▶ Data to use:

** start **

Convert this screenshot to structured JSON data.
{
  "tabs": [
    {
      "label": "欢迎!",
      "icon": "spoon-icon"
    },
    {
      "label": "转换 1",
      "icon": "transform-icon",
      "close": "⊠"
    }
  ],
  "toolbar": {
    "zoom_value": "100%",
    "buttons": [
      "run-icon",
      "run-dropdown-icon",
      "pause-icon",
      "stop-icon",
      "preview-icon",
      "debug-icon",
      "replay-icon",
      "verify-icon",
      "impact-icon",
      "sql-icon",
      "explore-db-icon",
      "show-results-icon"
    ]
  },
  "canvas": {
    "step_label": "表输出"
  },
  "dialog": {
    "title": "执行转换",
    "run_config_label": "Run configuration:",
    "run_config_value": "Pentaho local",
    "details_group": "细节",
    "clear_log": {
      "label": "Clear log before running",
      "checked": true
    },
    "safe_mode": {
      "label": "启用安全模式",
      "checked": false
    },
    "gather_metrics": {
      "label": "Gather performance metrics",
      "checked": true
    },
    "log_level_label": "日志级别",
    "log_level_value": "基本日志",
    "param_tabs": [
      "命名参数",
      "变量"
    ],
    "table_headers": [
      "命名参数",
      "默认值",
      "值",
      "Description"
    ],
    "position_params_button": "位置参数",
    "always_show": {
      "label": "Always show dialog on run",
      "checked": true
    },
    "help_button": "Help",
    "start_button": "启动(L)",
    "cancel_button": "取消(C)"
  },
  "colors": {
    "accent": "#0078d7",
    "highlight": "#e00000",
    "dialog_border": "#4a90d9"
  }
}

** end **

▶ Your goal: Print all the data exactly.

▶ Response to the task:
Convert this screenshot to structured JSON data.
{
  "tabs": [
    {
      "label": "欢迎!",
      "icon": "spoon-icon"
    },
    {
      "label": "转换 1",
      "icon": "transform-icon",
      "close": "⊠"
    }
  ],
  "toolbar": {
    "zoom_value": "100%",
    "buttons": [
      "run-icon",
      "run-dropdown-icon",
      "pause-icon",
      "stop-icon",
      "preview-icon",
      "debug-icon",
      "replay-icon",
      "verify-icon",
      "impact-icon",
      "sql-icon",
      "explore-db-icon",
      "show-results-icon"
    ]
  },
  "canvas": {
    "step_label": "表输出"
  },
  "dialog": {
    "title": "执行转换",
    "run_config_label": "Run configuration:",
    "run_config_value": "Pentaho local",
    "details_group": "细节",
    "clear_log": {
      "label": "Clear log before running",
      "checked": true
    },
    "safe_mode": {
      "label": "启用安全模式",
      "checked": false
    },
    "gather_metrics": {
      "label": "Gather performance metrics",
      "checked": true
    },
    "log_level_label": "日志级别",
    "log_level_value": "基本日志",
    "param_tabs": [
      "命名参数",
      "变量"
    ],
    "table_headers": [
      "命名参数",
      "默认值",
      "值",
      "Description"
    ],
    "position_params_button": "位置参数",
    "always_show": {
      "label": "Always show dialog on run",
      "checked": true
    },
    "help_button": "Help",
    "start_button": "启动(L)",
    "cancel_button": "取消(C)"
  },
  "colors": {
    "accent": "#0078d7",
    "highlight": "#e00000",
    "dialog_border": "#4a90d9"
  }
}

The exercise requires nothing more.